▶ _EXERCISE_: Retype all of the data exactly as given.
----------------------------------------
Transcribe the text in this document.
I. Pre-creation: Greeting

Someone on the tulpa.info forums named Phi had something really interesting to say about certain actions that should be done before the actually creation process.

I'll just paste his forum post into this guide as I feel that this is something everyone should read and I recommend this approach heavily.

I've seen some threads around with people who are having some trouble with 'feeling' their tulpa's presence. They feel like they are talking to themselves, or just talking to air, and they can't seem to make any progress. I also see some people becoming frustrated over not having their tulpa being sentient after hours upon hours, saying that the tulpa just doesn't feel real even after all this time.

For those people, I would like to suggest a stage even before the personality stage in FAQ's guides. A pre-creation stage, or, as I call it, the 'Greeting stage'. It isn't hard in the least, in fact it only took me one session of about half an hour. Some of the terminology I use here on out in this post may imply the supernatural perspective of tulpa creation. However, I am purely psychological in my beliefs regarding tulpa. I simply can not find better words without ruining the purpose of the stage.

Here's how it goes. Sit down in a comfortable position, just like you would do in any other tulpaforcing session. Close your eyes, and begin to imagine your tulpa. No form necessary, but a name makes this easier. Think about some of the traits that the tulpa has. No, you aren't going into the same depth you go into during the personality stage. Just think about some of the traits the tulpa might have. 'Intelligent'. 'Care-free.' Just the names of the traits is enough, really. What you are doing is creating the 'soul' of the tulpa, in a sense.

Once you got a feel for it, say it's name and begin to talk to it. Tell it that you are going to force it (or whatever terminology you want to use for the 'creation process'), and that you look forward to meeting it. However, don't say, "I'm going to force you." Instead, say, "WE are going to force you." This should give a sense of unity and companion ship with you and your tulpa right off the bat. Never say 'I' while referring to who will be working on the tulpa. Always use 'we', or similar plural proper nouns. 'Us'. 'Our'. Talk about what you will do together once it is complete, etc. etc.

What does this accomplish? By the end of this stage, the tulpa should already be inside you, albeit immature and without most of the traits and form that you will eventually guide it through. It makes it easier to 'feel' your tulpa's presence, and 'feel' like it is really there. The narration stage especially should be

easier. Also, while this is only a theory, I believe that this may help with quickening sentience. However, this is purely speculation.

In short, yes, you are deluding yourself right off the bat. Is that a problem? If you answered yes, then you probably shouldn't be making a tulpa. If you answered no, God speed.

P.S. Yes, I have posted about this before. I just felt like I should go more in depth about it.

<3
----------------------------------------
▶ _TASK SOLUTION_:
Transcribe the text in this document.
I. Pre-creation: Greeting

Someone on the tulpa.info forums named Phi had something really interesting to say about certain actions that should be done before the actually creation process.

I'll just paste his forum post into this guide as I feel that this is something everyone should read and I recommend this approach heavily.

I've seen some threads around with people who are having some trouble with 'feeling' their tulpa's presence. They feel like they are talking to themselves, or just talking to air, and they can't seem to make any progress. I also see some people becoming frustrated over not having their tulpa being sentient after hours upon hours, saying that the tulpa just doesn't feel real even after all this time.

For those people, I would like to suggest a stage even before the personality stage in FAQ's guides. A pre-creation stage, or, as I call it, the 'Greeting stage'. It isn't hard in the least, in fact it only took me one session of about half an hour. Some of the terminology I use here on out in this post may imply the supernatural perspective of tulpa creation. However, I am purely psychological in my beliefs regarding tulpa. I simply can not find better words without ruining the purpose of the stage.

Here's how it goes. Sit down in a comfortable position, just like you would do in any other tulpaforcing session. Close your eyes, and begin to imagine your tulpa. No form necessary, but a name makes this easier. Think about some of the traits that the tulpa has. No, you aren't going into the same depth you go into during the personality stage. Just think about some of the traits the tulpa might have. 'Intelligent'. 'Care-free.' Just the names of the traits is enough, really. What you are doing is creating the 'soul' of the tulpa, in a sense.

Once you got a feel for it, say it's name and begin to talk to it. Tell it that you are going to force it (or whatever terminology you want to use for the 'creation process'), and that you look forward to meeting it. However, don't say, "I'm going to force you." Instead, say, "WE are going to force you." This should give a sense of unity and companion ship with you and your tulpa right off the bat. Never say 'I' while referring to who will be working on the tulpa. Always use 'we', or similar plural proper nouns. 'Us'. 'Our'. Talk about what you will do together once it is complete, etc. etc.

What does this accomplish? By the end of this stage, the tulpa should already be inside you, albeit immature and without most of the traits and form that you will eventually guide it through. It makes it easier to 'feel' your tulpa's presence, and 'feel' like it is really there. The narration stage especially should be

easier. Also, while this is only a theory, I believe that this may help with quickening sentience. However, this is purely speculation.

In short, yes, you are deluding yourself right off the bat. Is that a problem? If you answered yes, then you probably shouldn't be making a tulpa. If you answered no, God speed.

P.S. Yes, I have posted about this before. I just felt like I should go more in depth about it.

<3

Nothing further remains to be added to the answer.